• **Written task**
Retype the listing that follows, exactly as written.

• **Task material**
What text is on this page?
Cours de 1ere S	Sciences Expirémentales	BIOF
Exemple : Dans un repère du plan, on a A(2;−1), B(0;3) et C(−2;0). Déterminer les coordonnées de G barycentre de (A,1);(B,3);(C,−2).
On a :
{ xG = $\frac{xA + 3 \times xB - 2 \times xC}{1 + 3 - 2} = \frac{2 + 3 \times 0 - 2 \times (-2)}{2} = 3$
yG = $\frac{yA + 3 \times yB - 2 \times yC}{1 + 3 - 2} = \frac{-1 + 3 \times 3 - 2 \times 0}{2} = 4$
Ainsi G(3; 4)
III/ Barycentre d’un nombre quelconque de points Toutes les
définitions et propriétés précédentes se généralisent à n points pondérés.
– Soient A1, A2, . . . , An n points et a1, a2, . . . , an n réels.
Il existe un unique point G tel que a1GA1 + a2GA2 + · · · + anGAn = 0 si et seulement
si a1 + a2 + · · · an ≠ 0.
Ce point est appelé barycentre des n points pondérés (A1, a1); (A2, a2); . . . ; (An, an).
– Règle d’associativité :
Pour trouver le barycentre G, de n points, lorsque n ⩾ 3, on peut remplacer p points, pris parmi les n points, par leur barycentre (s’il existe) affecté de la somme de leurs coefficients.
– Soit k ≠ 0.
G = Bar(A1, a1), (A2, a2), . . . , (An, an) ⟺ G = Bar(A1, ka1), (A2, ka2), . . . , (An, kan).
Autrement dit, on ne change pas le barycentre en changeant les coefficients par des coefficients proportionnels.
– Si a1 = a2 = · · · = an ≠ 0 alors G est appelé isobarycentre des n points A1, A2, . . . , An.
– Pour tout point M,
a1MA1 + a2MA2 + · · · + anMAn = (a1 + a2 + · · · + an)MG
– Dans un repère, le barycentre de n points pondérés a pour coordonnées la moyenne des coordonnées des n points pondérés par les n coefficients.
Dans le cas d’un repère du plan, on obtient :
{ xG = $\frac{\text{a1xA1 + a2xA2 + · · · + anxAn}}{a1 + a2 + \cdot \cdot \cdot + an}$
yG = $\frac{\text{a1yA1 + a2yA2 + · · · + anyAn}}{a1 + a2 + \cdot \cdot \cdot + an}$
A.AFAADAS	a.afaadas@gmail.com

• **Final answer**
What text is on this page?
Cours de 1ere S	Sciences Expirémentales	BIOF
Exemple : Dans un repère du plan, on a A(2;−1), B(0;3) et C(−2;0). Déterminer les coordonnées de G barycentre de (A,1);(B,3);(C,−2).
On a :
{ xG = $\frac{xA + 3 \times xB - 2 \times xC}{1 + 3 - 2} = \frac{2 + 3 \times 0 - 2 \times (-2)}{2} = 3$
yG = $\frac{yA + 3 \times yB - 2 \times yC}{1 + 3 - 2} = \frac{-1 + 3 \times 3 - 2 \times 0}{2} = 4$
Ainsi G(3; 4)
III/ Barycentre d’un nombre quelconque de points Toutes les
définitions et propriétés précédentes se généralisent à n points pondérés.
– Soient A1, A2, . . . , An n points et a1, a2, . . . , an n réels.
Il existe un unique point G tel que a1GA1 + a2GA2 + · · · + anGAn = 0 si et seulement
si a1 + a2 + · · · an ≠ 0.
Ce point est appelé barycentre des n points pondérés (A1, a1); (A2, a2); . . . ; (An, an).
– Règle d’associativité :
Pour trouver le barycentre G, de n points, lorsque n ⩾ 3, on peut remplacer p points, pris parmi les n points, par leur barycentre (s’il existe) affecté de la somme de leurs coefficients.
– Soit k ≠ 0.
G = Bar(A1, a1), (A2, a2), . . . , (An, an) ⟺ G = Bar(A1, ka1), (A2, ka2), . . . , (An, kan).
Autrement dit, on ne change pas le barycentre en changeant les coefficients par des coefficients proportionnels.
– Si a1 = a2 = · · · = an ≠ 0 alors G est appelé isobarycentre des n points A1, A2, . . . , An.
– Pour tout point M,
a1MA1 + a2MA2 + · · · + anMAn = (a1 + a2 + · · · + an)MG
– Dans un repère, le barycentre de n points pondérés a pour coordonnées la moyenne des coordonnées des n points pondérés par les n coefficients.
Dans le cas d’un repère du plan, on obtient :
{ xG = $\frac{\text{a1xA1 + a2xA2 + · · · + anxAn}}{a1 + a2 + \cdot \cdot \cdot + an}$
yG = $\frac{\text{a1yA1 + a2yA2 + · · · + anyAn}}{a1 + a2 + \cdot \cdot \cdot + an}$
A.AFAADAS	a.afaadas@gmail.com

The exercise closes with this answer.